**SHORT TASK:**
Where the data below has the string "JSON", return the whole line.

[Entries with figure data]

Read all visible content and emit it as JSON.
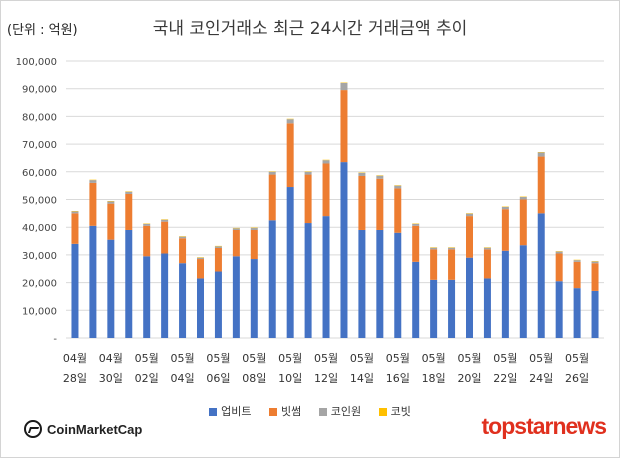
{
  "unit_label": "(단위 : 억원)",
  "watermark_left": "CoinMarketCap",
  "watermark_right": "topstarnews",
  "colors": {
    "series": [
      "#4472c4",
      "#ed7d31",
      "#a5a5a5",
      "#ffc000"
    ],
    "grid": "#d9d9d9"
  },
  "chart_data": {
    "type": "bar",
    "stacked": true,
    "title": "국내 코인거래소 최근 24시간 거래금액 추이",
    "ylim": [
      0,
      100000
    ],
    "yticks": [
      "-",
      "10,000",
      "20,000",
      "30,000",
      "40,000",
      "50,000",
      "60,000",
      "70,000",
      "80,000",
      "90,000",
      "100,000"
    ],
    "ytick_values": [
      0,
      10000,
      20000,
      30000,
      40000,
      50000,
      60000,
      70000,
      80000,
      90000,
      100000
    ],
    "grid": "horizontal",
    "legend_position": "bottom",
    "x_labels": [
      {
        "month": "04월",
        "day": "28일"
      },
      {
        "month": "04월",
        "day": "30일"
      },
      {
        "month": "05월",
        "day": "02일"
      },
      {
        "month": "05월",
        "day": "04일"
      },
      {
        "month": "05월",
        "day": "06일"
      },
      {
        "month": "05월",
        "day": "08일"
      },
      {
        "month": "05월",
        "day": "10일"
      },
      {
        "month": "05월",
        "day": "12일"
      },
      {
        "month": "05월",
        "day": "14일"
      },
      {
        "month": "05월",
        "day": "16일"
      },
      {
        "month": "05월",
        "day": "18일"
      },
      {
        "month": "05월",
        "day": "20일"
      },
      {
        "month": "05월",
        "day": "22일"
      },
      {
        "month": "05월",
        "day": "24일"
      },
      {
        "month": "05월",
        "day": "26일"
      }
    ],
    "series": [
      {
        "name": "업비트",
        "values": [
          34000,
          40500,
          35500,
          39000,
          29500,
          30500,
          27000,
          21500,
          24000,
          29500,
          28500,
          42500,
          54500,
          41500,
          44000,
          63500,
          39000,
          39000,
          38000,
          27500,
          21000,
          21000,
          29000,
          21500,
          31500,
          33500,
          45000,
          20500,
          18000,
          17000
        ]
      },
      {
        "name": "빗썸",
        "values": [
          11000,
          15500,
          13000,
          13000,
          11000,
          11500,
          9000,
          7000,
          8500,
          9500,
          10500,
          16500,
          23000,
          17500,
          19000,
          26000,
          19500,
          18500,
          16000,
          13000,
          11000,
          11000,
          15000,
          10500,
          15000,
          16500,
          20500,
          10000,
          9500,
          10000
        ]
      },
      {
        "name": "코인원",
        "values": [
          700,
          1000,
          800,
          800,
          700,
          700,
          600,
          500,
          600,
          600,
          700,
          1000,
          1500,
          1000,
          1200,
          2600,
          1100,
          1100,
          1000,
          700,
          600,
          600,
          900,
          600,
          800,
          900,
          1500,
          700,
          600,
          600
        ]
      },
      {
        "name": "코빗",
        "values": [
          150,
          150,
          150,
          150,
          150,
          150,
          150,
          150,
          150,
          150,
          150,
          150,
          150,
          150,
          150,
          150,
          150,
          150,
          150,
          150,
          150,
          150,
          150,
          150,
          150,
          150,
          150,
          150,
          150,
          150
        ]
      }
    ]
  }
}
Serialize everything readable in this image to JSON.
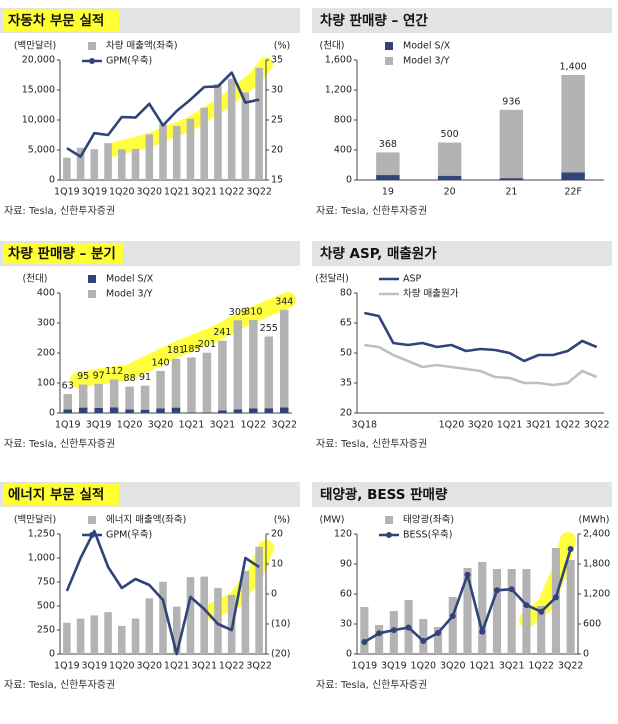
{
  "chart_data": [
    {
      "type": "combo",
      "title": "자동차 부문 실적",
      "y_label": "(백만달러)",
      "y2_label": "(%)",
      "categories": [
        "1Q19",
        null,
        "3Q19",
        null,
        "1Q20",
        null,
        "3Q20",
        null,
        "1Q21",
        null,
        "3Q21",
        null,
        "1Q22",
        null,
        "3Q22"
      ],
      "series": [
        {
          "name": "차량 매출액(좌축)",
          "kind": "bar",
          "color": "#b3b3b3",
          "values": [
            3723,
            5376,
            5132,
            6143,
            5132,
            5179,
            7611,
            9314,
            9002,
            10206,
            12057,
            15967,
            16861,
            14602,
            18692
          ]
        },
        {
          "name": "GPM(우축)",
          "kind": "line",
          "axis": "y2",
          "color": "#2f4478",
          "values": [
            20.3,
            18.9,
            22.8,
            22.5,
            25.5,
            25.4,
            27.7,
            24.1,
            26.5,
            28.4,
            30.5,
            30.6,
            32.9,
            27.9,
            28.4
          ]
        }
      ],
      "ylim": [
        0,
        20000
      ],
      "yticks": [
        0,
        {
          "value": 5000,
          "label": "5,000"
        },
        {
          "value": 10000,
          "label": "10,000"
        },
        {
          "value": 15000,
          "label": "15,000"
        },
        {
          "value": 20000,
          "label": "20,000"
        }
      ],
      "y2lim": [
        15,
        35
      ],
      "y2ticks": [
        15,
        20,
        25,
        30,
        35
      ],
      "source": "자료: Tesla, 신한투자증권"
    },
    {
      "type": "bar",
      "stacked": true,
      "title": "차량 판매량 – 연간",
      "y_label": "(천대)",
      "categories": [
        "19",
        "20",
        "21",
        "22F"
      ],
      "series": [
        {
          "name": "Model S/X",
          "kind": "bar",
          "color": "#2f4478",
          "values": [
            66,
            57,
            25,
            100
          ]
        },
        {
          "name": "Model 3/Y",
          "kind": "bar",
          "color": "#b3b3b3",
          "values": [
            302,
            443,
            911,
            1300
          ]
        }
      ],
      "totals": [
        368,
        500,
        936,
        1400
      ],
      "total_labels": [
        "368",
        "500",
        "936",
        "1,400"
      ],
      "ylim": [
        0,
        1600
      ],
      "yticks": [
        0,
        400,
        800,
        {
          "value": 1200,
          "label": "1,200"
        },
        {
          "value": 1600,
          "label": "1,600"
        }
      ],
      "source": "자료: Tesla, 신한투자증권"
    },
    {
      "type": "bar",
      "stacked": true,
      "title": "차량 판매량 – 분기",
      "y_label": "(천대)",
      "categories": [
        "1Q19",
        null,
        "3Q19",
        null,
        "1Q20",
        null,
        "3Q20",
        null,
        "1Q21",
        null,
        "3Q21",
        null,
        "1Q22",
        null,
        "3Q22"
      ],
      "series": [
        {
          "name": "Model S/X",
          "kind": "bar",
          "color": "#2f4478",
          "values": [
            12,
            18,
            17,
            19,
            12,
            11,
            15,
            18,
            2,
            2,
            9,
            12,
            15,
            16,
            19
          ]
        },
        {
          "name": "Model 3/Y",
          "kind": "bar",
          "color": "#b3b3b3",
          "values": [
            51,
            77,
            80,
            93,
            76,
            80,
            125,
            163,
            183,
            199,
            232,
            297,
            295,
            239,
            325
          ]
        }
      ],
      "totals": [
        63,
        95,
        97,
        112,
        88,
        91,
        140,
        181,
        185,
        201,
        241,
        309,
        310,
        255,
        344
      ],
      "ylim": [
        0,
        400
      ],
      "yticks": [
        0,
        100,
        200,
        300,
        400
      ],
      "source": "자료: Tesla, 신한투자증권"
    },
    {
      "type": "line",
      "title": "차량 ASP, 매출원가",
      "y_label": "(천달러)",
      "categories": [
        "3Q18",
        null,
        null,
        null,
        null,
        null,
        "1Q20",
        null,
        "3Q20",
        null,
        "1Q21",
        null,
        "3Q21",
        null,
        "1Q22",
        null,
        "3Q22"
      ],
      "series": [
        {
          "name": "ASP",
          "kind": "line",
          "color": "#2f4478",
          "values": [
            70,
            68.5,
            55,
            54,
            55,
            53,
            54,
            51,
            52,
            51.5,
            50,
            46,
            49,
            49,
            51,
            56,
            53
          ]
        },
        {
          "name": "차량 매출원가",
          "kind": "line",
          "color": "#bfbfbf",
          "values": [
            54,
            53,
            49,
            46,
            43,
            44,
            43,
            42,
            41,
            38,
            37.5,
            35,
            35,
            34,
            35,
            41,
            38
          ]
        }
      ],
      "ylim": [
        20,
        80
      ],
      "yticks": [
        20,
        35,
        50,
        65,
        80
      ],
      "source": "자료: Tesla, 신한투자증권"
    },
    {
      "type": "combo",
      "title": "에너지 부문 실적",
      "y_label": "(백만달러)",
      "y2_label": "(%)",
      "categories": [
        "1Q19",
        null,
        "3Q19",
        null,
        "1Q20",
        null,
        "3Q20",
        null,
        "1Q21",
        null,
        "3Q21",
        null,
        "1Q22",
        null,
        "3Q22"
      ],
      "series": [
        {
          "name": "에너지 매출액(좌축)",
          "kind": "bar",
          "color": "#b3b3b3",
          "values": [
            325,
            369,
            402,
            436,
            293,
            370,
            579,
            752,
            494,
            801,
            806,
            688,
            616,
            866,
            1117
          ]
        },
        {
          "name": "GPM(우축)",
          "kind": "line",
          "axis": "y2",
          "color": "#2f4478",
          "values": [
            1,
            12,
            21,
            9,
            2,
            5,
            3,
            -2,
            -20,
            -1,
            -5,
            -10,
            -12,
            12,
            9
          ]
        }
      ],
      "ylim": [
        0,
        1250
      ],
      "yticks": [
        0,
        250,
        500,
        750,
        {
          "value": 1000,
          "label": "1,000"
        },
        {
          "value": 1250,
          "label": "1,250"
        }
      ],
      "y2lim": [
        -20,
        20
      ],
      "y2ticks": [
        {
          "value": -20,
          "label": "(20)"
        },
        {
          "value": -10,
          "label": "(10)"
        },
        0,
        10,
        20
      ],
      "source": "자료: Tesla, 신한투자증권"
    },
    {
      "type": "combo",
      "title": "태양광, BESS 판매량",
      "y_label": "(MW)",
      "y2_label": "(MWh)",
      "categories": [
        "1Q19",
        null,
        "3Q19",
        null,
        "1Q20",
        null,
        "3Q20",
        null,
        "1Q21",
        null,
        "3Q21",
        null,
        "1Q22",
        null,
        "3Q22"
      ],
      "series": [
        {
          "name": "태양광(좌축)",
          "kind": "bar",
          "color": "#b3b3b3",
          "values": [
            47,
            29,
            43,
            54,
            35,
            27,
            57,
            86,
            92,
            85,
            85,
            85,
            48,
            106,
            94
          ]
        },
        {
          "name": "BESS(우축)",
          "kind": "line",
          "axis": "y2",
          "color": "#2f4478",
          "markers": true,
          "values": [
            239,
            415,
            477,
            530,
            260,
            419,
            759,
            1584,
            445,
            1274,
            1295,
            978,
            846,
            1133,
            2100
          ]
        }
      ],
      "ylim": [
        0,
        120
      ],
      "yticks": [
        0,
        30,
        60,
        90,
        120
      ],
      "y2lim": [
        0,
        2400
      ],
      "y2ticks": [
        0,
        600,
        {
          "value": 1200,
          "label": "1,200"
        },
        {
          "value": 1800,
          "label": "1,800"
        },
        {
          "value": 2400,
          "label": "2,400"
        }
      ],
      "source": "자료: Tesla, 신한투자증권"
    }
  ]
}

* * *

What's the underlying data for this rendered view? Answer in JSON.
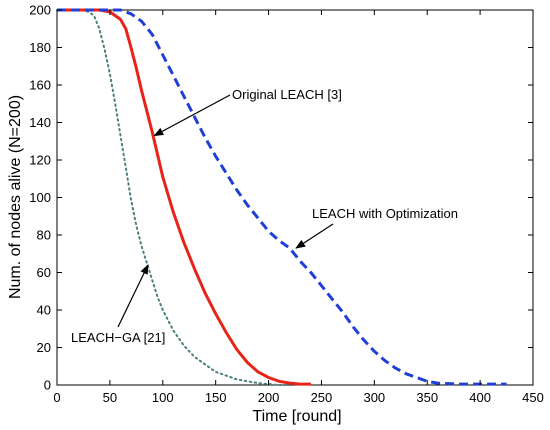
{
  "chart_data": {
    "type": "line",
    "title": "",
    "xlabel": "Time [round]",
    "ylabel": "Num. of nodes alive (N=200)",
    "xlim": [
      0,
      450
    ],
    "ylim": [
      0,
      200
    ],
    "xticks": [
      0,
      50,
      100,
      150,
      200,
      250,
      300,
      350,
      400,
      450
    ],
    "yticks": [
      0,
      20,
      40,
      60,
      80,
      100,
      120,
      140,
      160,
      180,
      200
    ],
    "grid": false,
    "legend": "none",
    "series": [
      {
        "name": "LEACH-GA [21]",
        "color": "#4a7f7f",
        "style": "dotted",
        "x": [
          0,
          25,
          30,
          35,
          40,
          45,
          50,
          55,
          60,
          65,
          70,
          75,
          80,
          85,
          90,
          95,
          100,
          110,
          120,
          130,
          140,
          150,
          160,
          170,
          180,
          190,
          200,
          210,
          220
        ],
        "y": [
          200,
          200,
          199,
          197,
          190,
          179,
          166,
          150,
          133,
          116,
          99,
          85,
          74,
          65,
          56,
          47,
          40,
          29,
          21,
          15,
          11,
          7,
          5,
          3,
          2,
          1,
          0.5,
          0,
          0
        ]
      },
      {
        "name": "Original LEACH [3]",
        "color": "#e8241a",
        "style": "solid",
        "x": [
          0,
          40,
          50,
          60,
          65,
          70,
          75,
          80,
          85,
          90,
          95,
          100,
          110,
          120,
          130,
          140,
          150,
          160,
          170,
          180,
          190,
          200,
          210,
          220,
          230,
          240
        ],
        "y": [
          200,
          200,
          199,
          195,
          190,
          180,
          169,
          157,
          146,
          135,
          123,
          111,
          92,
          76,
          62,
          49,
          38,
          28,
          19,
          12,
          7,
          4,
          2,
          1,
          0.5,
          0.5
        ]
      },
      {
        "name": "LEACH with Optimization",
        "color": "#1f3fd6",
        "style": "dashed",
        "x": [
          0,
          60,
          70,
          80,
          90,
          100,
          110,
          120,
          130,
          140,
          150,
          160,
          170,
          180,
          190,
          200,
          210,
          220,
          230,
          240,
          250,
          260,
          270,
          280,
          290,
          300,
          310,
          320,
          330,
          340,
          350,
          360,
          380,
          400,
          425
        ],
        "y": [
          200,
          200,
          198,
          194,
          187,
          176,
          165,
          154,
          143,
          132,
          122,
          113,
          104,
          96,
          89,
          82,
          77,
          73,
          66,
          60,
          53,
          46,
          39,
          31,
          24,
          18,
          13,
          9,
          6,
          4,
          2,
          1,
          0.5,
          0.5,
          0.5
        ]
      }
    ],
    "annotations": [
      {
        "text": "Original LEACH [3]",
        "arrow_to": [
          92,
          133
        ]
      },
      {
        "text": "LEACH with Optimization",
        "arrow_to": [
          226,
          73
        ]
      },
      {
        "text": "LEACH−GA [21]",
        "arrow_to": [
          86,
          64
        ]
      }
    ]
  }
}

**FINAL RESULT:**
Read all visible content and emit it as JSON.
Serialize everything readable in this image to JSON.
What's the underlying data for this rendered view? Answer in JSON.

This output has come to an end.